## Begin Material for the task

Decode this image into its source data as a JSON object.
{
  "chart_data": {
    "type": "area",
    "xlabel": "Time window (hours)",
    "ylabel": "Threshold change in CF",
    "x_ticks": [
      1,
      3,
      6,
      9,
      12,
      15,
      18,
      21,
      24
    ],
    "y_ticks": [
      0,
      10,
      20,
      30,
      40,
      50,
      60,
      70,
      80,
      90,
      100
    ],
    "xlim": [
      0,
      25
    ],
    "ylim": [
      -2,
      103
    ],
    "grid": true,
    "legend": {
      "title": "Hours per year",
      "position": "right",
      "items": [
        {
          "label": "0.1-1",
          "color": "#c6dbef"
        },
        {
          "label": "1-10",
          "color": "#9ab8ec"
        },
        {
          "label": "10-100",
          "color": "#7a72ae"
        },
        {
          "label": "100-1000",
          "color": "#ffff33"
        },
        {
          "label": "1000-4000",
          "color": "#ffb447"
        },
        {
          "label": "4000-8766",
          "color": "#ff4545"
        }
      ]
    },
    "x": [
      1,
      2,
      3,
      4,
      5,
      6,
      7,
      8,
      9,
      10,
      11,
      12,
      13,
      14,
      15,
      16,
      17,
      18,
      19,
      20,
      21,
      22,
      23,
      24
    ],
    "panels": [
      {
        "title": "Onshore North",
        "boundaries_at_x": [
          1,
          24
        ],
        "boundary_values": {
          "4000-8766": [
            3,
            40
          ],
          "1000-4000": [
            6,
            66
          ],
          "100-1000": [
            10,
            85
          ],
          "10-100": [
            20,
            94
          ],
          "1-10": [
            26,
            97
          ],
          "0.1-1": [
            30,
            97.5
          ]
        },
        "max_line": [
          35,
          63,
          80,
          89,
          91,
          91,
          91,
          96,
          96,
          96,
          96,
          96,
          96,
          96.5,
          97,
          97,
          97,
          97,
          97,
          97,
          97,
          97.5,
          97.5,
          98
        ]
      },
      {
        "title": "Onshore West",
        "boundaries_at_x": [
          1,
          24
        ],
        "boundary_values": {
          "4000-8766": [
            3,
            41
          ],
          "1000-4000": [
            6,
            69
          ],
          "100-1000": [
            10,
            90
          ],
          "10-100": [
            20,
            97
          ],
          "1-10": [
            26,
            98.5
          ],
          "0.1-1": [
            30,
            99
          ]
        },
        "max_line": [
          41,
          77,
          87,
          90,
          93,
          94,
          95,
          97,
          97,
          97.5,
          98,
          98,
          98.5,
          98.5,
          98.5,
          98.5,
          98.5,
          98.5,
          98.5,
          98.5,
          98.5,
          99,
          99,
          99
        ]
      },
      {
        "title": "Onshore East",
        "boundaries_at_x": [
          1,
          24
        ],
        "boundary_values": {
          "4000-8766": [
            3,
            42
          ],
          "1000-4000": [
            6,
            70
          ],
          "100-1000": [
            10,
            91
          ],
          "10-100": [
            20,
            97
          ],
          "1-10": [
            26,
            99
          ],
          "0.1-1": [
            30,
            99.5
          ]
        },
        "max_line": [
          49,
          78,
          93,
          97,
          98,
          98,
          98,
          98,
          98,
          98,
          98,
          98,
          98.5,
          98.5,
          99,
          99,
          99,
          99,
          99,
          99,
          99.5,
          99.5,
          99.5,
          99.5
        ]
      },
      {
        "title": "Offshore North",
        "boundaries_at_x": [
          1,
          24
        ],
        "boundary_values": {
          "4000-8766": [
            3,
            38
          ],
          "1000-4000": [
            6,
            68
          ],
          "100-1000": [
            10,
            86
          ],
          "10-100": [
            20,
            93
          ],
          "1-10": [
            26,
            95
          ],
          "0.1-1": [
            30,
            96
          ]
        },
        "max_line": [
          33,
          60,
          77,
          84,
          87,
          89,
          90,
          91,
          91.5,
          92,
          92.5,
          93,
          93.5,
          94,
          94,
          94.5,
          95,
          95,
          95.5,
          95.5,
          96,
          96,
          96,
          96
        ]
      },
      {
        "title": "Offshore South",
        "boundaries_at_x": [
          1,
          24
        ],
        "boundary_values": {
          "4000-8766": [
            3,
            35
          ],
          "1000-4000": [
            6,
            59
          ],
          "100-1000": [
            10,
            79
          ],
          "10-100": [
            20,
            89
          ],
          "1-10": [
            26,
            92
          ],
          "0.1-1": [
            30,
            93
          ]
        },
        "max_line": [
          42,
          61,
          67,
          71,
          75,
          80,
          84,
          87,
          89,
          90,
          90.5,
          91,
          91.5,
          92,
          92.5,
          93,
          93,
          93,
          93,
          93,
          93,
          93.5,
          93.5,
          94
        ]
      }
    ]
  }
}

## End Material for the task

◆ Written exercise
Count each line of the data where the word "title" appears, then reply with the total only.

◆ Exercise solution
6